Task set:
[a] In the Scleranthus fasciculatus text, copy the stretch from "On mainland Australia" through "mountains of NSW.", swapping "observed" for "recorded".
[b] Using the Scleranthus fasciculatus text, decide whether each statement agrees with it: (i) Scleranthus fasciculatus forms dense cushion-like mats like those of Scleranthus biflorus; (ii) Scleranthus fasciculatus has been introduced to New Zealand; (iii) silver tussock grasslands are typically common in areas of high rainfall. Answer yes or no for each, quoting the words of the text that decide it.
[c] Turn the paragraph of the Scleranthus fasciculatus text that begins "In Tasmania S. fasciculatus" into a short bulleted list that keeps its main facts.

Scleranthus fasciculatus is similar in form to Scleranthus biflorus, an Australian native and commonly cultivated landscaping plant, but it does not form dense cushion-like mats characteristic of the latter species.

==Habitat and distribution==
Scleranthus fasciculatus grows as a native in the Australian states of Victoria, New South Wales (NSW), the Australian Capital Territory, and Tasmania. It has been introduced to New Zealand.

In Tasmania S. fasciculatus is common to silver tussock (Poa labillardierei) grasslands and grassy woodlands where it grows in gaps between the tussocks alongside many other herbaceous plants that are native to these habitats. Silver tussock grasslands are a subcategory of Tasmanian Lowland Native Grasslands, found in the Midlands, east Coast, Derwent Valley, and southeast of Tasmania. These grasslands are typically common in areas of low rainfall where the soils are deep and fertile, and occur in areas with basalt or dolerite geology.

On mainland Australia the species occurs in Montaine forest and woodlands. It has been observed in the Victorian Tablelands, Kosciuszko National Park, and the western mountains of NSW.

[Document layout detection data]
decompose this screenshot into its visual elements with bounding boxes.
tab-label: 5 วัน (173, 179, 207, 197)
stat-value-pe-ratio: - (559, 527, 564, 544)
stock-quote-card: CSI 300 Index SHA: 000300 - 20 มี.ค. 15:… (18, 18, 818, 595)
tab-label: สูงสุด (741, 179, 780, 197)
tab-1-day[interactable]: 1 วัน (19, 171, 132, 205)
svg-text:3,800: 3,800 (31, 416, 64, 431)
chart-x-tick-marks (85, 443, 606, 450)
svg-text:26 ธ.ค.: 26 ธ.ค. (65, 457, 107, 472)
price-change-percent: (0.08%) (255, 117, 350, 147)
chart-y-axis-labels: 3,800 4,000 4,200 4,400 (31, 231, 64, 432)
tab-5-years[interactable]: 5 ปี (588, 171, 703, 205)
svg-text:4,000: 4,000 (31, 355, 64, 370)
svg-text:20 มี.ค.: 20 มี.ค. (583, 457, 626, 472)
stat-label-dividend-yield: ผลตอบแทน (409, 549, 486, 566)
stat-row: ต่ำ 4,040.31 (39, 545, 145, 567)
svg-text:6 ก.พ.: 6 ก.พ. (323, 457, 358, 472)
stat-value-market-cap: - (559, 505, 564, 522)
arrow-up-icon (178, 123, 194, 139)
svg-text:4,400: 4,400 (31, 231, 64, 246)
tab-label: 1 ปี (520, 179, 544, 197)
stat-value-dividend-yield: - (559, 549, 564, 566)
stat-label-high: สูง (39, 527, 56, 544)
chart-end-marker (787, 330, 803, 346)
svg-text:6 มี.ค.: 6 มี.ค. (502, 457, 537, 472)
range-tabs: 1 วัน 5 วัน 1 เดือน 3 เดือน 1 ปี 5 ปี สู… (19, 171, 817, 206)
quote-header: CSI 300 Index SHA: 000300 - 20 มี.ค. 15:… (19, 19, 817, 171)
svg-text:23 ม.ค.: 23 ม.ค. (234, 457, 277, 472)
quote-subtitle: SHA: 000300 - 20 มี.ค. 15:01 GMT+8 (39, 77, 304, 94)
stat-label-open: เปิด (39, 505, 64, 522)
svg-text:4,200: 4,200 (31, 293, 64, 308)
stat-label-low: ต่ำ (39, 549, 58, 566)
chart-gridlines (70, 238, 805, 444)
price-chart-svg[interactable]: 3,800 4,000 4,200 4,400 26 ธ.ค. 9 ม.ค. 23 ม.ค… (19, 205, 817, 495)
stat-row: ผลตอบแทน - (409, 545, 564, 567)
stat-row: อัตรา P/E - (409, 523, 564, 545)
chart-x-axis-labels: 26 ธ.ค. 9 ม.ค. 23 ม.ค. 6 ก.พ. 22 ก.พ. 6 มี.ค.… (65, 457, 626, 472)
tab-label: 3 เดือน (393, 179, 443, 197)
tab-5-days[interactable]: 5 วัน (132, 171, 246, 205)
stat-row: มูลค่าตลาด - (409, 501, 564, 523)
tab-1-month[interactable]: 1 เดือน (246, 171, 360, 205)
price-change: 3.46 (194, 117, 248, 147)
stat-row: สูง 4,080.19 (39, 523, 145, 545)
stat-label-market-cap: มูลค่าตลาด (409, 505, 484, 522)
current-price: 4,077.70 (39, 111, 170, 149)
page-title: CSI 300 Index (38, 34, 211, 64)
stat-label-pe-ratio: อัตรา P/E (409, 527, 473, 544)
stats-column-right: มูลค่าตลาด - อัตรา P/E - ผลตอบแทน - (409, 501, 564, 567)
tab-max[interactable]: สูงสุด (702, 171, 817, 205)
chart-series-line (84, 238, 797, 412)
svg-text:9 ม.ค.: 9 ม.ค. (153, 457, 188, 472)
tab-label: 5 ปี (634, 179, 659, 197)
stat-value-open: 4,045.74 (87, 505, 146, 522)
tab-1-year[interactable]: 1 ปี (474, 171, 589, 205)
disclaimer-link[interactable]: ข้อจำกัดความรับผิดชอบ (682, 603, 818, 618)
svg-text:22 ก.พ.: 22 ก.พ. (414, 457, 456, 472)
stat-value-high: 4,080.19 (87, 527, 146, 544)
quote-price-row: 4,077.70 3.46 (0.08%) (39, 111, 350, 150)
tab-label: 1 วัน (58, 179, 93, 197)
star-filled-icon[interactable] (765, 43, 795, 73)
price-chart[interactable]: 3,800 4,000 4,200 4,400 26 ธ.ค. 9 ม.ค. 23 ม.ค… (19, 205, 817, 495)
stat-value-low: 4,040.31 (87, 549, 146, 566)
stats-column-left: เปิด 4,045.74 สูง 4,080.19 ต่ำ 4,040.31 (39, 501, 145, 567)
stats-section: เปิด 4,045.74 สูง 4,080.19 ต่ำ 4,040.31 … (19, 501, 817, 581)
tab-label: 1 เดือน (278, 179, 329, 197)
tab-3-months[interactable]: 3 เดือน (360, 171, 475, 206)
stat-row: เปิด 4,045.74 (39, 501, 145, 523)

Task responses:
[a]
On mainland Australia the species occurs in Montaine forest and woodlands. It has been recorded in the Victorian Tablelands, Kosciuszko National Park, and the western mountains of NSW.

[b]
(i) No: "but it does not form dense cushion-like mats characteristic of the latter species."
(ii) Yes: "It has been introduced to New Zealand."
(iii) No: "These grasslands are typically common in areas of low rainfall"

[c]
- In Tasmania, S. fasciculatus is common in silver tussock (Poa labillardierei) grasslands and grassy woodlands.
- It grows in gaps between the tussocks alongside many other native herbaceous plants.
- Silver tussock grasslands are a subcategory of Tasmanian Lowland Native Grasslands.
- They are found in the Midlands, east Coast, Derwent Valley, and southeast of Tasmania.
- They are typically common in low-rainfall areas with deep, fertile soils and basalt or dolerite geology.